• _What to do_:
Copy out every line in which the string "libera" occurs.

• _Data to use_:
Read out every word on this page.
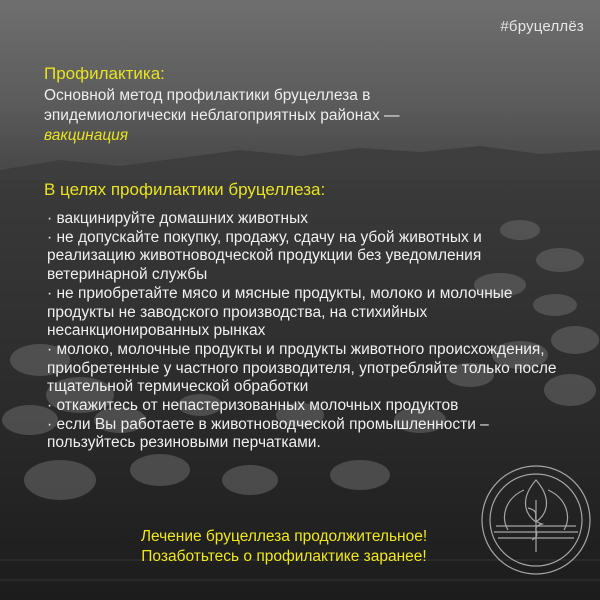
#бруцеллёз
Профилактика:
Основной метод профилактики бруцеллеза в эпидемиологически неблагоприятных районах — вакцинация
В целях профилактики бруцеллеза:
· вакцинируйте домашних животных
· не допускайте покупку, продажу, сдачу на убой животных и реализацию животноводческой продукции без уведомления ветеринарной службы
· не приобретайте мясо и мясные продукты, молоко и молочные продукты не заводского производства, на стихийных несанкционированных рынках
· молоко, молочные продукты и продукты животного происхождения, приобретенные у частного производителя, употребляйте только после тщательной термической обработки
· откажитесь от непастеризованных молочных продуктов
· если Вы работаете в животноводческой промышленности – пользуйтесь резиновыми перчатками.
Лечение бруцеллеза продолжительное!
Позаботьтесь о профилактике заранее!
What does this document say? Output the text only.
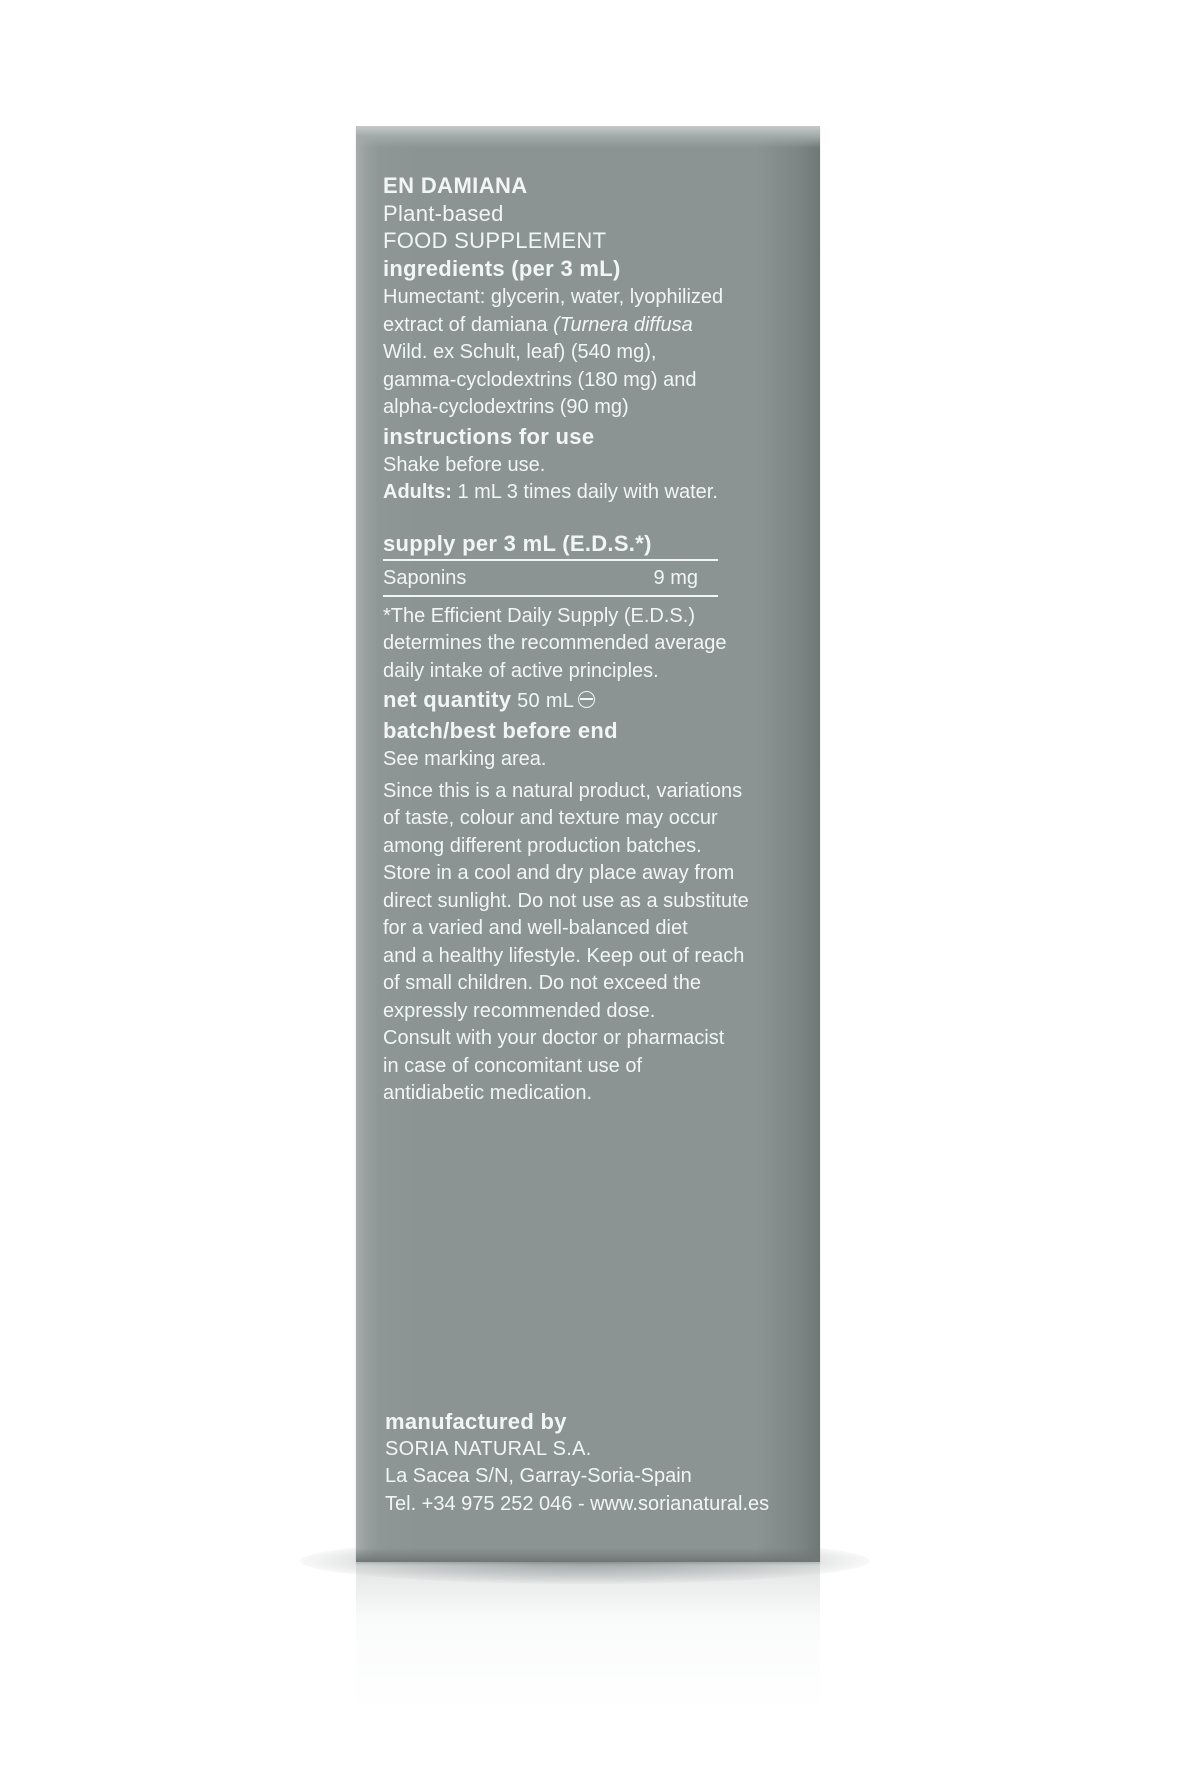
EN DAMIANA
Plant-based
FOOD SUPPLEMENT
ingredients (per 3 mL)
Humectant: glycerin, water, lyophilized
extract of damiana (Turnera diffusa
Wild. ex Schult, leaf) (540 mg),
gamma-cyclodextrins (180 mg) and
alpha-cyclodextrins (90 mg)
instructions for use
Shake before use.
Adults: 1 mL 3 times daily with water.
supply per 3 mL (E.D.S.*)
Saponins	9 mg
*The Efficient Daily Supply (E.D.S.)
determines the recommended average
daily intake of active principles.
net quantity 50 mL
batch/best before end
See marking area.
Since this is a natural product, variations
of taste, colour and texture may occur
among different production batches.
Store in a cool and dry place away from
direct sunlight. Do not use as a substitute
for a varied and well-balanced diet
and a healthy lifestyle. Keep out of reach
of small children. Do not exceed the
expressly recommended dose.
Consult with your doctor or pharmacist
in case of concomitant use of
antidiabetic medication.
manufactured by
SORIA NATURAL S.A.
La Sacea S/N, Garray-Soria-Spain
Tel. +34 975 252 046 - www.sorianatural.es
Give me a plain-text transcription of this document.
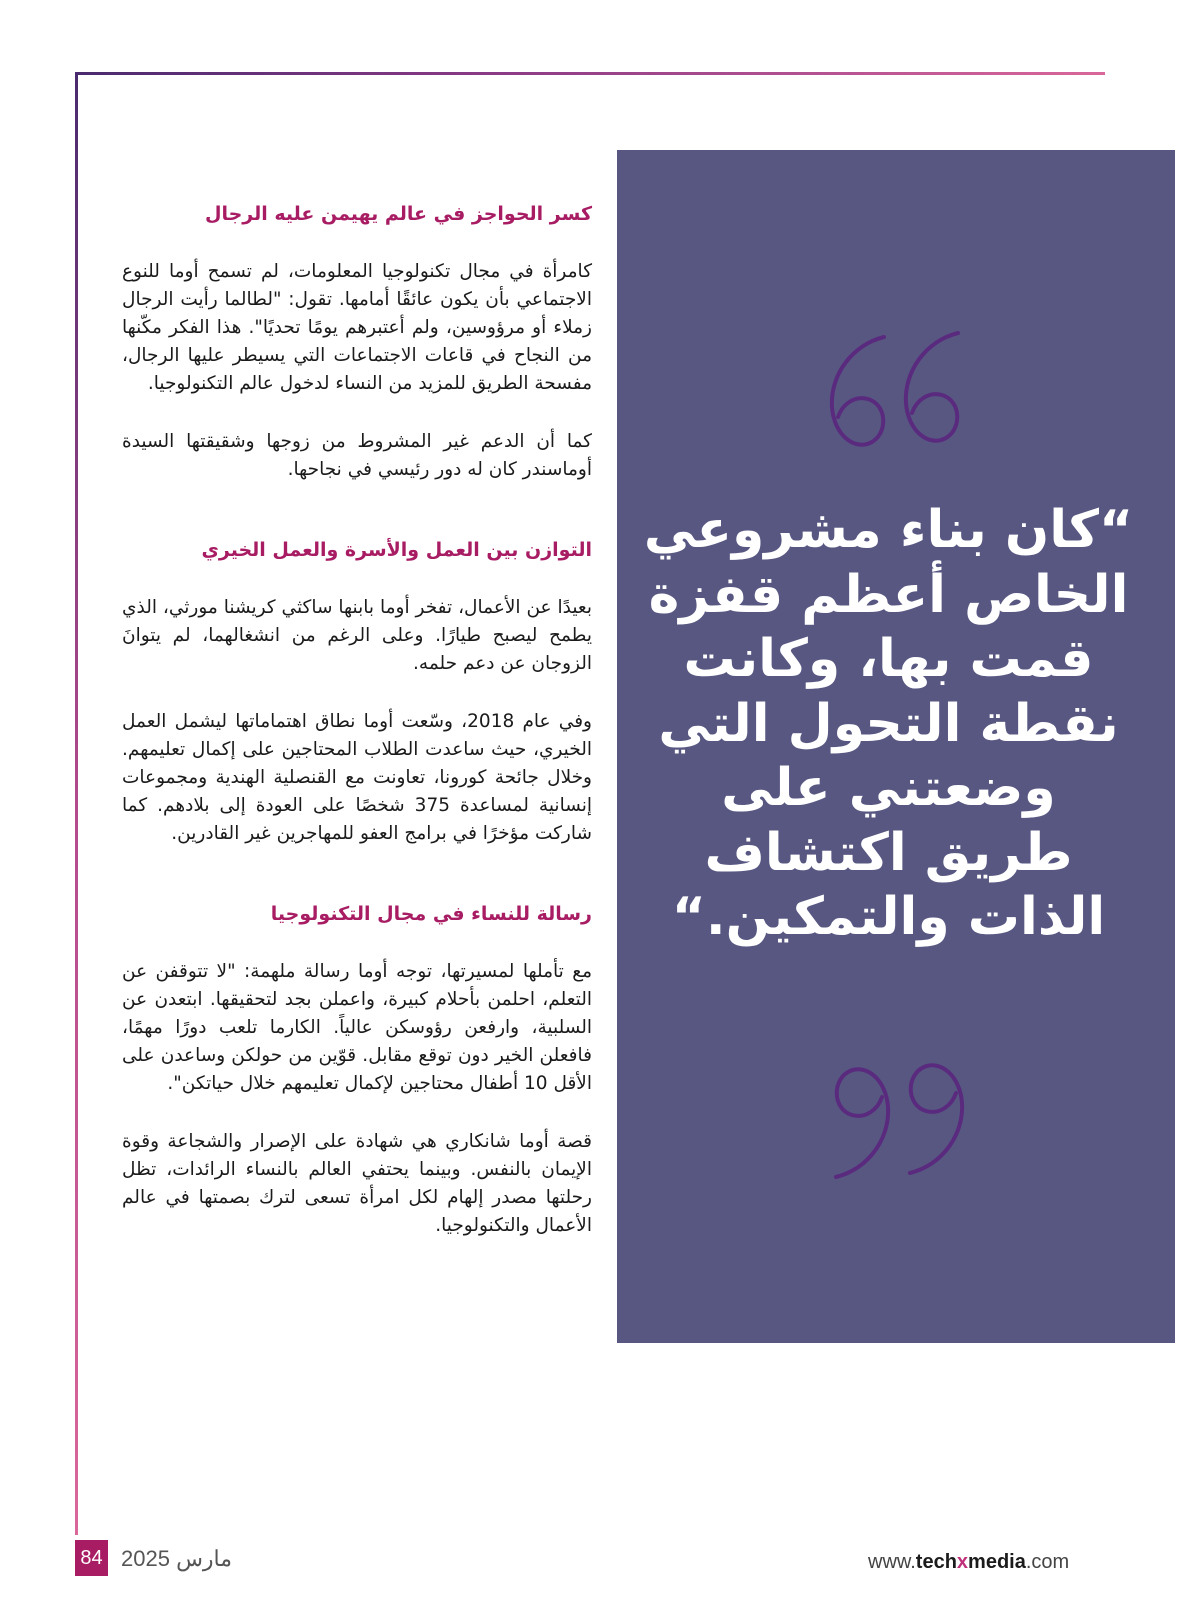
كسر الحواجز في عالم يهيمن عليه الرجال

كامرأة في مجال تكنولوجيا المعلومات، لم تسمح أوما للنوع الاجتماعي بأن يكون عائقًا أمامها. تقول: "لطالما رأيت الرجال زملاء أو مرؤوسين، ولم أعتبرهم يومًا تحديًا". هذا الفكر مكّنها من النجاح في قاعات الاجتماعات التي يسيطر عليها الرجال، مفسحة الطريق للمزيد من النساء لدخول عالم التكنولوجيا.

كما أن الدعم غير المشروط من زوجها وشقيقتها السيدة أوماسندر كان له دور رئيسي في نجاحها.

التوازن بين العمل والأسرة والعمل الخيري

بعيدًا عن الأعمال، تفخر أوما بابنها ساكثي كريشنا مورثي، الذي يطمح ليصبح طيارًا. وعلى الرغم من انشغالهما، لم يتوانَ الزوجان عن دعم حلمه.

وفي عام 2018، وسّعت أوما نطاق اهتماماتها ليشمل العمل الخيري، حيث ساعدت الطلاب المحتاجين على إكمال تعليمهم. وخلال جائحة كورونا، تعاونت مع القنصلية الهندية ومجموعات إنسانية لمساعدة 375 شخصًا على العودة إلى بلادهم. كما شاركت مؤخرًا في برامج العفو للمهاجرين غير القادرين.

رسالة للنساء في مجال التكنولوجيا

مع تأملها لمسيرتها، توجه أوما رسالة ملهمة: "لا تتوقفن عن التعلم، احلمن بأحلام كبيرة، واعملن بجد لتحقيقها. ابتعدن عن السلبية، وارفعن رؤوسكن عالياً. الكارما تلعب دورًا مهمًا، فافعلن الخير دون توقع مقابل. قوّين من حولكن وساعدن على الأقل 10 أطفال محتاجين لإكمال تعليمهم خلال حياتكن".

قصة أوما شانكاري هي شهادة على الإصرار والشجاعة وقوة الإيمان بالنفس. وبينما يحتفي العالم بالنساء الرائدات، تظل رحلتها مصدر إلهام لكل امرأة تسعى لترك بصمتها في عالم الأعمال والتكنولوجيا.

“كان بناء مشروعي الخاص أعظم قفزة قمت بها، وكانت نقطة التحول التي وضعتني على طريق اكتشاف الذات والتمكين.“
84 مارس 2025	www.techxmedia.com
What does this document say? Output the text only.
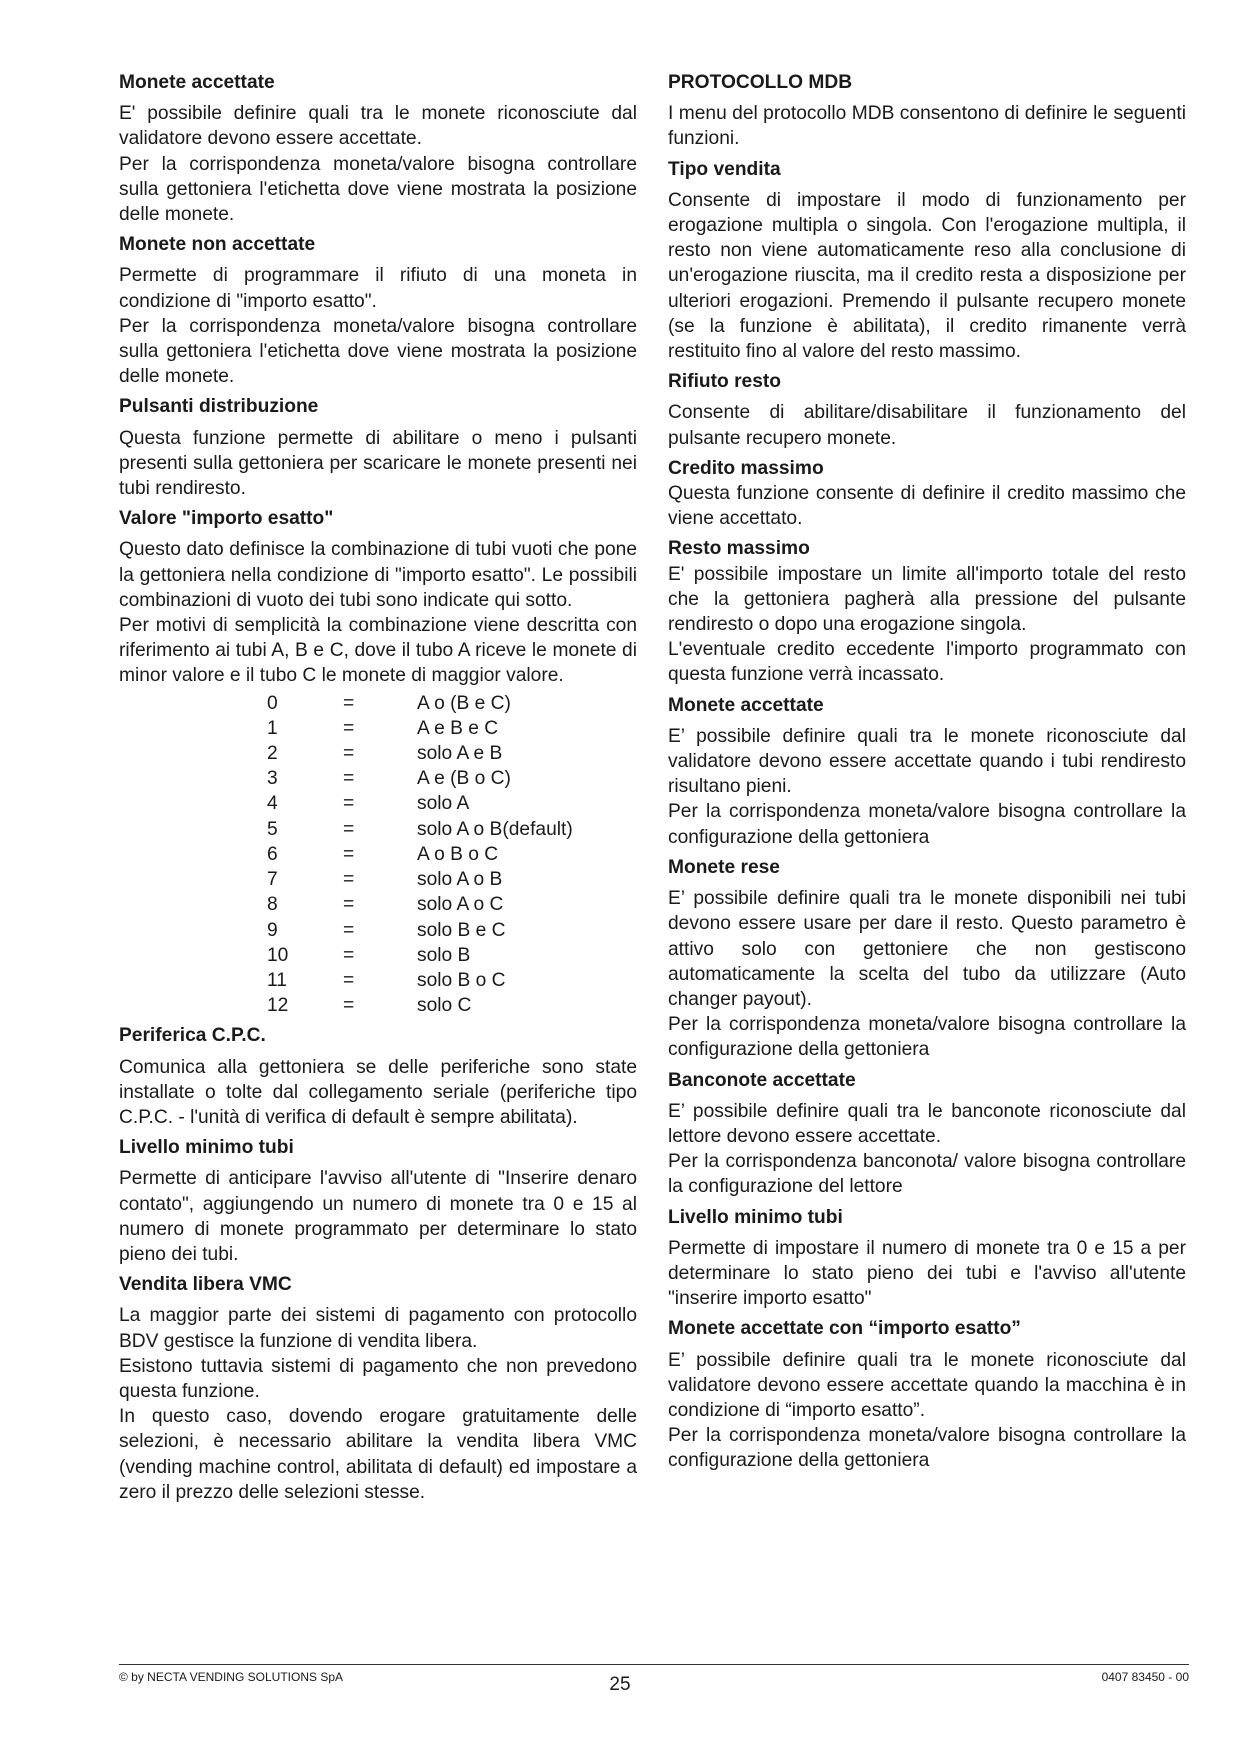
Monete accettate
E' possibile definire quali tra le monete riconosciute dal validatore devono essere accettate.
Per la corrispondenza moneta/valore bisogna controllare sulla gettoniera l'etichetta dove viene mostrata la posizione delle monete.
Monete non accettate
Permette di programmare il rifiuto di una moneta in condizione di "importo esatto".
Per la corrispondenza moneta/valore bisogna controllare sulla gettoniera l'etichetta dove viene mostrata la posizione delle monete.
Pulsanti distribuzione
Questa funzione permette di abilitare o meno i pulsanti presenti sulla gettoniera per scaricare le monete presenti nei tubi rendiresto.
Valore "importo esatto"
Questo dato definisce la combinazione di tubi vuoti che pone la gettoniera nella condizione di "importo esatto". Le possibili combinazioni di vuoto dei tubi sono indicate qui sotto.
Per motivi di semplicità la combinazione viene descritta con riferimento ai tubi A, B e C, dove il tubo A riceve le monete di minor valore e il tubo C le monete di maggior valore.
0	=	A o (B e C)
1	=	A e B e C
2	=	solo A e B
3	=	A e (B o C)
4	=	solo A
5	=	solo A o B(default)
6	=	A o B o C
7	=	solo A o B
8	=	solo A o C
9	=	solo B e C
10	=	solo B
11	=	solo B o C
12	=	solo C
Periferica C.P.C.
Comunica alla gettoniera se delle periferiche sono state installate o tolte dal collegamento seriale (periferiche tipo C.P.C. - l'unità di verifica di default è sempre abilitata).
Livello minimo tubi
Permette di anticipare l'avviso all'utente di "Inserire denaro contato", aggiungendo un numero di monete tra 0 e 15 al numero di monete programmato per determinare lo stato pieno dei tubi.
Vendita libera VMC
La maggior parte dei sistemi di pagamento con protocollo BDV gestisce la funzione di vendita libera.
Esistono tuttavia sistemi di pagamento che non prevedono questa funzione.
In questo caso, dovendo erogare gratuitamente delle selezioni, è necessario abilitare la vendita libera VMC (vending machine control, abilitata di default) ed impostare a zero il prezzo delle selezioni stesse.
PROTOCOLLO MDB
I menu del protocollo MDB consentono di definire le seguenti funzioni.
Tipo vendita
Consente di impostare il modo di funzionamento per erogazione multipla o singola. Con l'erogazione multipla, il resto non viene automaticamente reso alla conclusione di un'erogazione riuscita, ma il credito resta a disposizione per ulteriori erogazioni. Premendo il pulsante recupero monete (se la funzione è abilitata), il credito rimanente verrà restituito fino al valore del resto massimo.
Rifiuto resto
Consente di abilitare/disabilitare il funzionamento del pulsante recupero monete.
Credito massimo
Questa funzione consente di definire il credito massimo che viene accettato.
Resto massimo
E' possibile impostare un limite all'importo totale del resto che la gettoniera pagherà alla pressione del pulsante rendiresto o dopo una erogazione singola.
L'eventuale credito eccedente l'importo programmato con questa funzione verrà incassato.
Monete accettate
E’ possibile definire quali tra le monete riconosciute dal validatore devono essere accettate quando i tubi rendiresto risultano pieni.
Per la corrispondenza moneta/valore bisogna controllare la configurazione della gettoniera
Monete rese
E’ possibile definire quali tra le monete disponibili nei tubi devono essere usare per dare il resto. Questo parametro è attivo solo con gettoniere che non gestiscono automaticamente la scelta del tubo da utilizzare (Auto changer payout).
Per la corrispondenza moneta/valore bisogna controllare la configurazione della gettoniera
Banconote accettate
E’ possibile definire quali tra le banconote riconosciute dal lettore devono essere accettate.
Per la corrispondenza banconota/ valore bisogna controllare la configurazione del lettore
Livello minimo tubi
Permette di impostare il numero di monete tra 0 e 15 a per determinare lo stato pieno dei tubi e l'avviso all'utente "inserire importo esatto"
Monete accettate con “importo esatto”
E’ possibile definire quali tra le monete riconosciute dal validatore devono essere accettate quando la macchina è in condizione di “importo esatto”.
Per la corrispondenza moneta/valore bisogna controllare la configurazione della gettoniera
© by NECTA VENDING SOLUTIONS SpA	25	0407 83450 - 00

• _Answer to this exercise_:
Vendita libera VMC
La maggior parte dei sistemi di pagamento con protocollo BDV gestisce la funzione di vendita libera.
In questo caso, dovendo erogare gratuitamente delle selezioni, è necessario abilitare la vendita libera VMC (vending machine control, abilitata di default) ed impostare a zero il prezzo delle selezioni stesse.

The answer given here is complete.